Objective: Below are records; count the lines that contain "Baru" and give only the total.

⁂

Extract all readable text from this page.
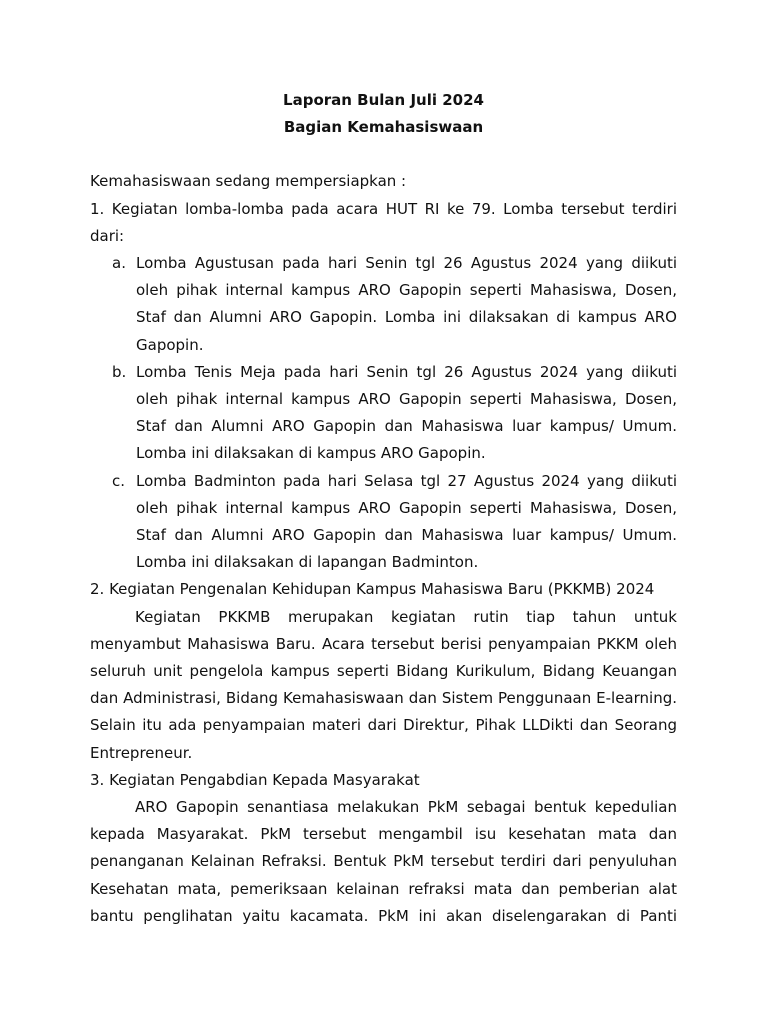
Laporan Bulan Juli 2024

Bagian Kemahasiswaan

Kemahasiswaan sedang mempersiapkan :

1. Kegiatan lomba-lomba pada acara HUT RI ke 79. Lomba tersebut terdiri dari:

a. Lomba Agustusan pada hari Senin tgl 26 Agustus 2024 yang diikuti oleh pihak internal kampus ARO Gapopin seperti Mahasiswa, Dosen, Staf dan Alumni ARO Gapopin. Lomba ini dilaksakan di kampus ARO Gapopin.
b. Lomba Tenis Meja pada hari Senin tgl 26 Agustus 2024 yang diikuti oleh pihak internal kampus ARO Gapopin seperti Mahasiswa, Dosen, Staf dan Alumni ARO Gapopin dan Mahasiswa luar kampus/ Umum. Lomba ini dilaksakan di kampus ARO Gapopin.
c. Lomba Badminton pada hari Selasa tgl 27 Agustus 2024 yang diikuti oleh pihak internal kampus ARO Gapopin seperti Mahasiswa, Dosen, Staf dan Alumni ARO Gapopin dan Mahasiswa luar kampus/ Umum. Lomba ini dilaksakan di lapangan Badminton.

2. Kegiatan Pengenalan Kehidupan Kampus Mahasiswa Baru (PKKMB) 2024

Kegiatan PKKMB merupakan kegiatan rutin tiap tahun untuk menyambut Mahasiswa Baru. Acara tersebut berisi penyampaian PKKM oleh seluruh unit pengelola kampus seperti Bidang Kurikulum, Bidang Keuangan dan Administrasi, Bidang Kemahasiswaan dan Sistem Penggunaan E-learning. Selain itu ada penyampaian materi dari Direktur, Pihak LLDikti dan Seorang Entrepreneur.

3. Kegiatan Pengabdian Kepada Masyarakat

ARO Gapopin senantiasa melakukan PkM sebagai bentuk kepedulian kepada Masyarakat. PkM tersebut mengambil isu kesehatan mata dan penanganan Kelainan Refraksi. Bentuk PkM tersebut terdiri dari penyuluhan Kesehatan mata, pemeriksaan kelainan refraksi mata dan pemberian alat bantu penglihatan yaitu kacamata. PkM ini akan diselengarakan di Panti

⁂

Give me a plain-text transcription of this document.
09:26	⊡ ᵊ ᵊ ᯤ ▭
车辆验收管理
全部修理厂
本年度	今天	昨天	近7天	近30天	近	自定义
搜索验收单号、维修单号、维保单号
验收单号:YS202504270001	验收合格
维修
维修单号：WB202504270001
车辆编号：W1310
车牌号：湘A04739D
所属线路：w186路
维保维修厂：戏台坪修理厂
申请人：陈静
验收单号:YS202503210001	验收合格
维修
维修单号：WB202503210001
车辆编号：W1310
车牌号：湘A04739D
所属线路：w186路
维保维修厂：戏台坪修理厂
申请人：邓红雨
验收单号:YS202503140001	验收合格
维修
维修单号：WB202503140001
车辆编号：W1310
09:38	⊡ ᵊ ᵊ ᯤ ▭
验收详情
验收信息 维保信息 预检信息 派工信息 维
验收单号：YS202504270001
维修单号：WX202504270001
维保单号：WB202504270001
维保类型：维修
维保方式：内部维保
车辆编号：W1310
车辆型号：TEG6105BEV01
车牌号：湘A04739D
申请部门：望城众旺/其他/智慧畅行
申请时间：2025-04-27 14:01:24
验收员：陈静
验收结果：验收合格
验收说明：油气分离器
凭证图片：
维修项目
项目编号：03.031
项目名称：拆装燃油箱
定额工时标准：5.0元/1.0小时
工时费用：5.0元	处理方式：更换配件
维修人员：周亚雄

⁂

Completed exercise: 2